---------- Data section

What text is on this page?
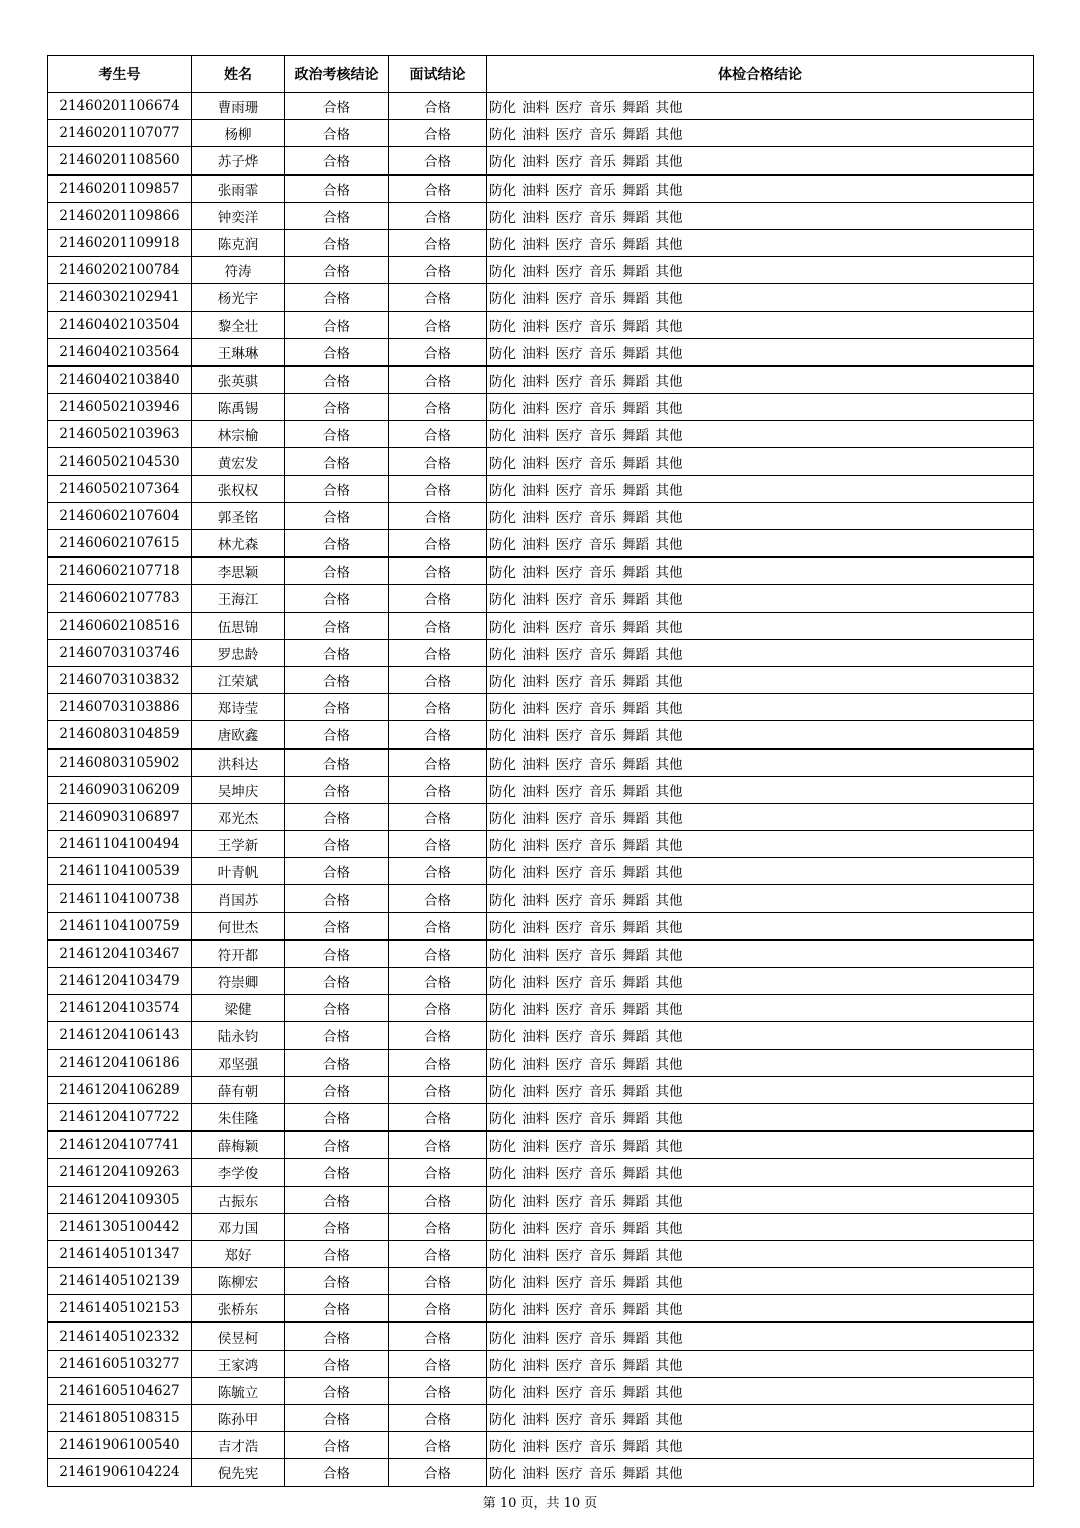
考生号	姓名	政治考核结论	面试结论	体检合格结论
21460201106674	曹雨珊	合格	合格	防化 油料 医疗 音乐 舞蹈 其他
21460201107077	杨柳	合格	合格	防化 油料 医疗 音乐 舞蹈 其他
21460201108560	苏子烨	合格	合格	防化 油料 医疗 音乐 舞蹈 其他
21460201109857	张雨霏	合格	合格	防化 油料 医疗 音乐 舞蹈 其他
21460201109866	钟奕洋	合格	合格	防化 油料 医疗 音乐 舞蹈 其他
21460201109918	陈克润	合格	合格	防化 油料 医疗 音乐 舞蹈 其他
21460202100784	符涛	合格	合格	防化 油料 医疗 音乐 舞蹈 其他
21460302102941	杨光宇	合格	合格	防化 油料 医疗 音乐 舞蹈 其他
21460402103504	黎全壮	合格	合格	防化 油料 医疗 音乐 舞蹈 其他
21460402103564	王琳琳	合格	合格	防化 油料 医疗 音乐 舞蹈 其他
21460402103840	张英骐	合格	合格	防化 油料 医疗 音乐 舞蹈 其他
21460502103946	陈禹锡	合格	合格	防化 油料 医疗 音乐 舞蹈 其他
21460502103963	林宗榆	合格	合格	防化 油料 医疗 音乐 舞蹈 其他
21460502104530	黄宏发	合格	合格	防化 油料 医疗 音乐 舞蹈 其他
21460502107364	张权权	合格	合格	防化 油料 医疗 音乐 舞蹈 其他
21460602107604	郭圣铭	合格	合格	防化 油料 医疗 音乐 舞蹈 其他
21460602107615	林尤森	合格	合格	防化 油料 医疗 音乐 舞蹈 其他
21460602107718	李思颖	合格	合格	防化 油料 医疗 音乐 舞蹈 其他
21460602107783	王海江	合格	合格	防化 油料 医疗 音乐 舞蹈 其他
21460602108516	伍思锦	合格	合格	防化 油料 医疗 音乐 舞蹈 其他
21460703103746	罗忠龄	合格	合格	防化 油料 医疗 音乐 舞蹈 其他
21460703103832	江荣斌	合格	合格	防化 油料 医疗 音乐 舞蹈 其他
21460703103886	郑诗莹	合格	合格	防化 油料 医疗 音乐 舞蹈 其他
21460803104859	唐欧鑫	合格	合格	防化 油料 医疗 音乐 舞蹈 其他
21460803105902	洪科达	合格	合格	防化 油料 医疗 音乐 舞蹈 其他
21460903106209	吴坤庆	合格	合格	防化 油料 医疗 音乐 舞蹈 其他
21460903106897	邓光杰	合格	合格	防化 油料 医疗 音乐 舞蹈 其他
21461104100494	王学新	合格	合格	防化 油料 医疗 音乐 舞蹈 其他
21461104100539	叶青帆	合格	合格	防化 油料 医疗 音乐 舞蹈 其他
21461104100738	肖国苏	合格	合格	防化 油料 医疗 音乐 舞蹈 其他
21461104100759	何世杰	合格	合格	防化 油料 医疗 音乐 舞蹈 其他
21461204103467	符开都	合格	合格	防化 油料 医疗 音乐 舞蹈 其他
21461204103479	符崇卿	合格	合格	防化 油料 医疗 音乐 舞蹈 其他
21461204103574	梁健	合格	合格	防化 油料 医疗 音乐 舞蹈 其他
21461204106143	陆永钧	合格	合格	防化 油料 医疗 音乐 舞蹈 其他
21461204106186	邓坚强	合格	合格	防化 油料 医疗 音乐 舞蹈 其他
21461204106289	薛有朝	合格	合格	防化 油料 医疗 音乐 舞蹈 其他
21461204107722	朱佳隆	合格	合格	防化 油料 医疗 音乐 舞蹈 其他
21461204107741	薛梅颖	合格	合格	防化 油料 医疗 音乐 舞蹈 其他
21461204109263	李学俊	合格	合格	防化 油料 医疗 音乐 舞蹈 其他
21461204109305	古振东	合格	合格	防化 油料 医疗 音乐 舞蹈 其他
21461305100442	邓力国	合格	合格	防化 油料 医疗 音乐 舞蹈 其他
21461405101347	郑好	合格	合格	防化 油料 医疗 音乐 舞蹈 其他
21461405102139	陈柳宏	合格	合格	防化 油料 医疗 音乐 舞蹈 其他
21461405102153	张桥东	合格	合格	防化 油料 医疗 音乐 舞蹈 其他
21461405102332	侯昱柯	合格	合格	防化 油料 医疗 音乐 舞蹈 其他
21461605103277	王家鸿	合格	合格	防化 油料 医疗 音乐 舞蹈 其他
21461605104627	陈毓立	合格	合格	防化 油料 医疗 音乐 舞蹈 其他
21461805108315	陈孙甲	合格	合格	防化 油料 医疗 音乐 舞蹈 其他
21461906100540	吉才浩	合格	合格	防化 油料 医疗 音乐 舞蹈 其他
21461906104224	倪先宪	合格	合格	防化 油料 医疗 音乐 舞蹈 其他
第 10 页，共 10 页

--------------------

Task requirements:
All records must be output exactly as they are, except for the pictures, which are left out.

Written response:
What text is on this page?
考生号	姓名	政治考核结论	面试结论	体检合格结论
21460201106674	曹雨珊	合格	合格	防化 油料 医疗 音乐 舞蹈 其他
21460201107077	杨柳	合格	合格	防化 油料 医疗 音乐 舞蹈 其他
21460201108560	苏子烨	合格	合格	防化 油料 医疗 音乐 舞蹈 其他
21460201109857	张雨霏	合格	合格	防化 油料 医疗 音乐 舞蹈 其他
21460201109866	钟奕洋	合格	合格	防化 油料 医疗 音乐 舞蹈 其他
21460201109918	陈克润	合格	合格	防化 油料 医疗 音乐 舞蹈 其他
21460202100784	符涛	合格	合格	防化 油料 医疗 音乐 舞蹈 其他
21460302102941	杨光宇	合格	合格	防化 油料 医疗 音乐 舞蹈 其他
21460402103504	黎全壮	合格	合格	防化 油料 医疗 音乐 舞蹈 其他
21460402103564	王琳琳	合格	合格	防化 油料 医疗 音乐 舞蹈 其他
21460402103840	张英骐	合格	合格	防化 油料 医疗 音乐 舞蹈 其他
21460502103946	陈禹锡	合格	合格	防化 油料 医疗 音乐 舞蹈 其他
21460502103963	林宗榆	合格	合格	防化 油料 医疗 音乐 舞蹈 其他
21460502104530	黄宏发	合格	合格	防化 油料 医疗 音乐 舞蹈 其他
21460502107364	张权权	合格	合格	防化 油料 医疗 音乐 舞蹈 其他
21460602107604	郭圣铭	合格	合格	防化 油料 医疗 音乐 舞蹈 其他
21460602107615	林尤森	合格	合格	防化 油料 医疗 音乐 舞蹈 其他
21460602107718	李思颖	合格	合格	防化 油料 医疗 音乐 舞蹈 其他
21460602107783	王海江	合格	合格	防化 油料 医疗 音乐 舞蹈 其他
21460602108516	伍思锦	合格	合格	防化 油料 医疗 音乐 舞蹈 其他
21460703103746	罗忠龄	合格	合格	防化 油料 医疗 音乐 舞蹈 其他
21460703103832	江荣斌	合格	合格	防化 油料 医疗 音乐 舞蹈 其他
21460703103886	郑诗莹	合格	合格	防化 油料 医疗 音乐 舞蹈 其他
21460803104859	唐欧鑫	合格	合格	防化 油料 医疗 音乐 舞蹈 其他
21460803105902	洪科达	合格	合格	防化 油料 医疗 音乐 舞蹈 其他
21460903106209	吴坤庆	合格	合格	防化 油料 医疗 音乐 舞蹈 其他
21460903106897	邓光杰	合格	合格	防化 油料 医疗 音乐 舞蹈 其他
21461104100494	王学新	合格	合格	防化 油料 医疗 音乐 舞蹈 其他
21461104100539	叶青帆	合格	合格	防化 油料 医疗 音乐 舞蹈 其他
21461104100738	肖国苏	合格	合格	防化 油料 医疗 音乐 舞蹈 其他
21461104100759	何世杰	合格	合格	防化 油料 医疗 音乐 舞蹈 其他
21461204103467	符开都	合格	合格	防化 油料 医疗 音乐 舞蹈 其他
21461204103479	符崇卿	合格	合格	防化 油料 医疗 音乐 舞蹈 其他
21461204103574	梁健	合格	合格	防化 油料 医疗 音乐 舞蹈 其他
21461204106143	陆永钧	合格	合格	防化 油料 医疗 音乐 舞蹈 其他
21461204106186	邓坚强	合格	合格	防化 油料 医疗 音乐 舞蹈 其他
21461204106289	薛有朝	合格	合格	防化 油料 医疗 音乐 舞蹈 其他
21461204107722	朱佳隆	合格	合格	防化 油料 医疗 音乐 舞蹈 其他
21461204107741	薛梅颖	合格	合格	防化 油料 医疗 音乐 舞蹈 其他
21461204109263	李学俊	合格	合格	防化 油料 医疗 音乐 舞蹈 其他
21461204109305	古振东	合格	合格	防化 油料 医疗 音乐 舞蹈 其他
21461305100442	邓力国	合格	合格	防化 油料 医疗 音乐 舞蹈 其他
21461405101347	郑好	合格	合格	防化 油料 医疗 音乐 舞蹈 其他
21461405102139	陈柳宏	合格	合格	防化 油料 医疗 音乐 舞蹈 其他
21461405102153	张桥东	合格	合格	防化 油料 医疗 音乐 舞蹈 其他
21461405102332	侯昱柯	合格	合格	防化 油料 医疗 音乐 舞蹈 其他
21461605103277	王家鸿	合格	合格	防化 油料 医疗 音乐 舞蹈 其他
21461605104627	陈毓立	合格	合格	防化 油料 医疗 音乐 舞蹈 其他
21461805108315	陈孙甲	合格	合格	防化 油料 医疗 音乐 舞蹈 其他
21461906100540	吉才浩	合格	合格	防化 油料 医疗 音乐 舞蹈 其他
21461906104224	倪先宪	合格	合格	防化 油料 医疗 音乐 舞蹈 其他
第 10 页，共 10 页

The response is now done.